# Work to complete
Pick every line with "crystalline" from the material below.

# Excerpted data
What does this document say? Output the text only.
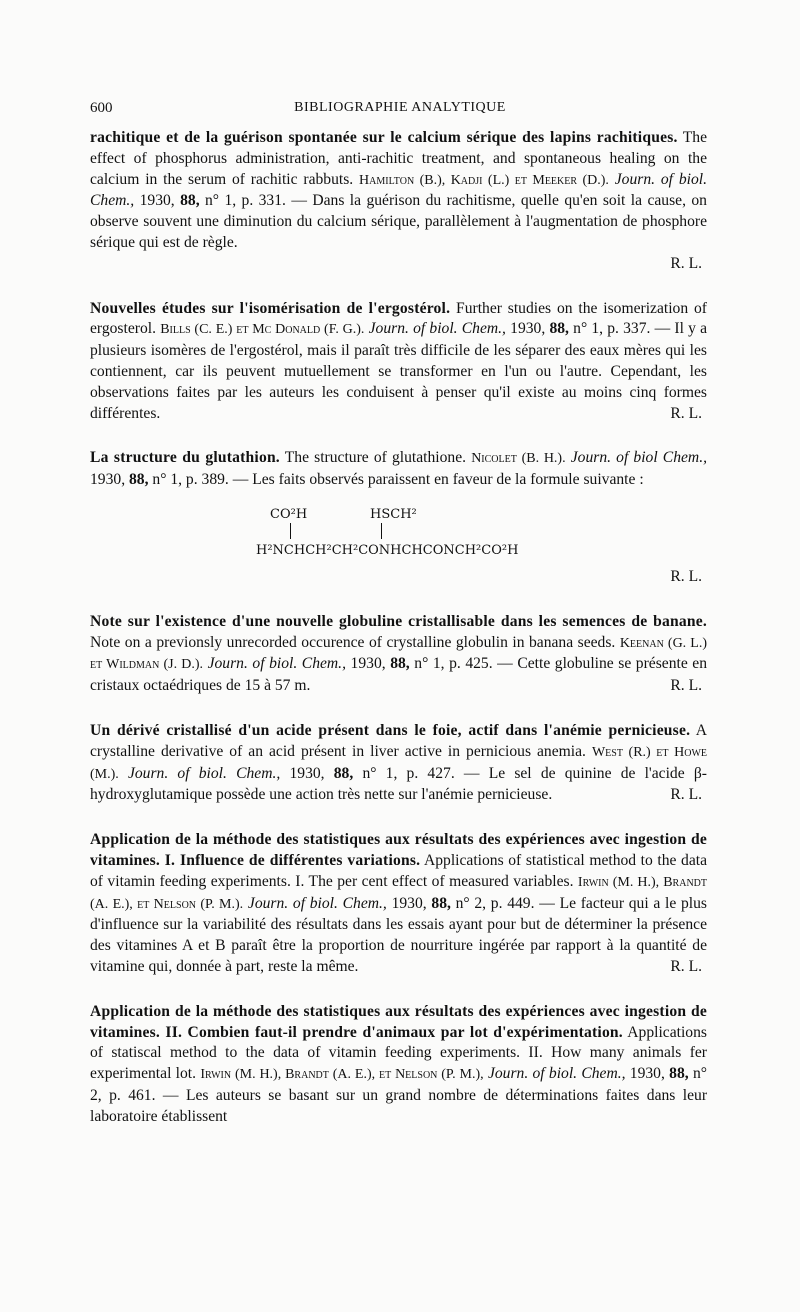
600	BIBLIOGRAPHIE ANALYTIQUE

rachitique et de la guérison spontanée sur le calcium sérique des lapins rachitiques. The effect of phosphorus administration, anti-rachitic treatment, and spontaneous healing on the calcium in the serum of rachitic rabbuts. Hamilton (B.), Kadji (L.) et Meeker (D.). Journ. of biol. Chem., 1930, 88, n° 1, p. 331. — Dans la guérison du rachitisme, quelle qu'en soit la cause, on observe souvent une diminution du calcium sérique, parallèlement à l'augmentation de phosphore sérique qui est de règle.

R. L.

Nouvelles études sur l'isomérisation de l'ergostérol. Further studies on the isomerization of ergosterol. Bills (C. E.) et Mc Donald (F. G.). Journ. of biol. Chem., 1930, 88, n° 1, p. 337. — Il y a plusieurs isomères de l'ergostérol, mais il paraît très difficile de les séparer des eaux mères qui les contiennent, car ils peuvent mutuellement se transformer en l'un ou l'autre. Cependant, les observations faites par les auteurs les conduisent à penser qu'il existe au moins cinq formes différentes.	R. L.

La structure du glutathion. The structure of glutathione. Nicolet (B. H.). Journ. of biol Chem., 1930, 88, n° 1, p. 389. — Les faits observés paraissent en faveur de la formule suivante :

CO²H	HSCH²
H²NCHCH²CH²CONHCHCONCH²CO²H
R. L.

Note sur l'existence d'une nouvelle globuline cristallisable dans les semences de banane. Note on a previonsly unrecorded occurence of crystalline globulin in banana seeds. Keenan (G. L.) et Wildman (J. D.). Journ. of biol. Chem., 1930, 88, n° 1, p. 425. — Cette globuline se présente en cristaux octaédriques de 15 à 57 m.	R. L.

Un dérivé cristallisé d'un acide présent dans le foie, actif dans l'anémie pernicieuse. A crystalline derivative of an acid présent in liver active in pernicious anemia. West (R.) et Howe (M.). Journ. of biol. Chem., 1930, 88, n° 1, p. 427. — Le sel de quinine de l'acide β-hydroxyglutamique possède une action très nette sur l'anémie pernicieuse.	R. L.

Application de la méthode des statistiques aux résultats des expériences avec ingestion de vitamines. I. Influence de différentes variations. Applications of statistical method to the data of vitamin feeding experiments. I. The per cent effect of measured variables. Irwin (M. H.), Brandt (A. E.), et Nelson (P. M.). Journ. of biol. Chem., 1930, 88, n° 2, p. 449. — Le facteur qui a le plus d'influence sur la variabilité des résultats dans les essais ayant pour but de déterminer la présence des vitamines A et B paraît être la proportion de nourriture ingérée par rapport à la quantité de vitamine qui, donnée à part, reste la même.	R. L.

Application de la méthode des statistiques aux résultats des expériences avec ingestion de vitamines. II. Combien faut-il prendre d'animaux par lot d'expérimentation. Applications of statiscal method to the data of vitamin feeding experiments. II. How many animals fer experimental lot. Irwin (M. H.), Brandt (A. E.), et Nelson (P. M.), Journ. of biol. Chem., 1930, 88, n° 2, p. 461. — Les auteurs se basant sur un grand nombre de déterminations faites dans leur laboratoire établissent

# Expected answer
Note sur l'existence d'une nouvelle globuline cristallisable dans les semences de banane. Note on a previonsly unrecorded occurence of crystalline globulin in banana seeds. Keenan (G. L.) et Wildman (J. D.). Journ. of biol. Chem., 1930, 88, n° 1, p. 425. — Cette globuline se présente en cristaux octaédriques de 15 à 57 m.	R. L.
Un dérivé cristallisé d'un acide présent dans le foie, actif dans l'anémie pernicieuse. A crystalline derivative of an acid présent in liver active in pernicious anemia. West (R.) et Howe (M.). Journ. of biol. Chem., 1930, 88, n° 1, p. 427. — Le sel de quinine de l'acide β-hydroxyglutamique possède une action très nette sur l'anémie pernicieuse.	R. L.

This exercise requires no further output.